_WHAT TO PRODUCE_. Only the lines starting at the one that contains "Extract all the data from this chart as JSON." and running to the end should be repeated, exactly as written.

━━━━━ STORED RECORDS

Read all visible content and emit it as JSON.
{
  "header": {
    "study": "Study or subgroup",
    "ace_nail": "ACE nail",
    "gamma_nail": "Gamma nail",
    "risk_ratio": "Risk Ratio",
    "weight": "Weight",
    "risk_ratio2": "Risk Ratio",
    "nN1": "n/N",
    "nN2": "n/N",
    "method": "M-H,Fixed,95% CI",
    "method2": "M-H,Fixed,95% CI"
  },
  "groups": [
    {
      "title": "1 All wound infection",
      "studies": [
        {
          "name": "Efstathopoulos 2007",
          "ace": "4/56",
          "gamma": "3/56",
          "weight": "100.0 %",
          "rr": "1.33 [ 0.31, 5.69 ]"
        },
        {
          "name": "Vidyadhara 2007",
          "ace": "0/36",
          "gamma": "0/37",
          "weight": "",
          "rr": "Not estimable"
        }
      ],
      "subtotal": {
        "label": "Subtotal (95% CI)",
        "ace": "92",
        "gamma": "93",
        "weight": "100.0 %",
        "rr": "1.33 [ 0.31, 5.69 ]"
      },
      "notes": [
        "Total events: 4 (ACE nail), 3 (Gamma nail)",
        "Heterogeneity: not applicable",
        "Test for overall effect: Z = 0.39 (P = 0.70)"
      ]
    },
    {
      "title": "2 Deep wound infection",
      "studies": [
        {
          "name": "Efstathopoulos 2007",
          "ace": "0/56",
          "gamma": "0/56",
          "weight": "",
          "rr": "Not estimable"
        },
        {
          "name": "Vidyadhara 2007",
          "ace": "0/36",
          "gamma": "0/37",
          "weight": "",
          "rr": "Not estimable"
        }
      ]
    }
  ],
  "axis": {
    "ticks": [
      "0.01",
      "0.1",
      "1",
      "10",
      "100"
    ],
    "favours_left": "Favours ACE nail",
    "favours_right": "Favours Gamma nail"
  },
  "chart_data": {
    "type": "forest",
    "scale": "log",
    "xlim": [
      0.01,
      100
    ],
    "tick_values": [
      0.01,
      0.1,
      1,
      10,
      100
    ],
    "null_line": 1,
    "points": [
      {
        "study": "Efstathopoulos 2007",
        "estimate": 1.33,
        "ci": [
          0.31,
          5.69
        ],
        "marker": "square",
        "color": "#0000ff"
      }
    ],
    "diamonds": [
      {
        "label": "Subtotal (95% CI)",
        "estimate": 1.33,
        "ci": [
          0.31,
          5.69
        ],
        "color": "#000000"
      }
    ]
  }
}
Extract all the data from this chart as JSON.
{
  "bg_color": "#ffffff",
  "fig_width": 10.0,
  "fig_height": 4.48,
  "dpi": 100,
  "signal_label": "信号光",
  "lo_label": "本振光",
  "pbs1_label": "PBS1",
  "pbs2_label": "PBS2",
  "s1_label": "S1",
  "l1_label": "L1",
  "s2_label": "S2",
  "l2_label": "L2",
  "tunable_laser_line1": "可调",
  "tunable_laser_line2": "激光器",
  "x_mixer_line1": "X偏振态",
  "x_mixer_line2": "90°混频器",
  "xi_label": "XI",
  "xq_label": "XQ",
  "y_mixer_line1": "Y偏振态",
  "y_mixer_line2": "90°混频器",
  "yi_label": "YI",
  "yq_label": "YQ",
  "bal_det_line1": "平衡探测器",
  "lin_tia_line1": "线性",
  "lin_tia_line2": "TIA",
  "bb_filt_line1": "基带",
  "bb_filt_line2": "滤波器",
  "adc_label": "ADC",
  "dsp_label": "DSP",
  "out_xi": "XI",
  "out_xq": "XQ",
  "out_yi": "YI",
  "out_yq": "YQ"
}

━━━━━━━━━━

_OUTPUT OF THE EXERCISE_.
Extract all the data from this chart as JSON.
{
  "bg_color": "#ffffff",
  "fig_width": 10.0,
  "fig_height": 4.48,
  "dpi": 100,
  "signal_label": "信号光",
  "lo_label": "本振光",
  "pbs1_label": "PBS1",
  "pbs2_label": "PBS2",
  "s1_label": "S1",
  "l1_label": "L1",
  "s2_label": "S2",
  "l2_label": "L2",
  "tunable_laser_line1": "可调",
  "tunable_laser_line2": "激光器",
  "x_mixer_line1": "X偏振态",
  "x_mixer_line2": "90°混频器",
  "xi_label": "XI",
  "xq_label": "XQ",
  "y_mixer_line1": "Y偏振态",
  "y_mixer_line2": "90°混频器",
  "yi_label": "YI",
  "yq_label": "YQ",
  "bal_det_line1": "平衡探测器",
  "lin_tia_line1": "线性",
  "lin_tia_line2": "TIA",
  "bb_filt_line1": "基带",
  "bb_filt_line2": "滤波器",
  "adc_label": "ADC",
  "dsp_label": "DSP",
  "out_xi": "XI",
  "out_xq": "XQ",
  "out_yi": "YI",
  "out_yq": "YQ"
}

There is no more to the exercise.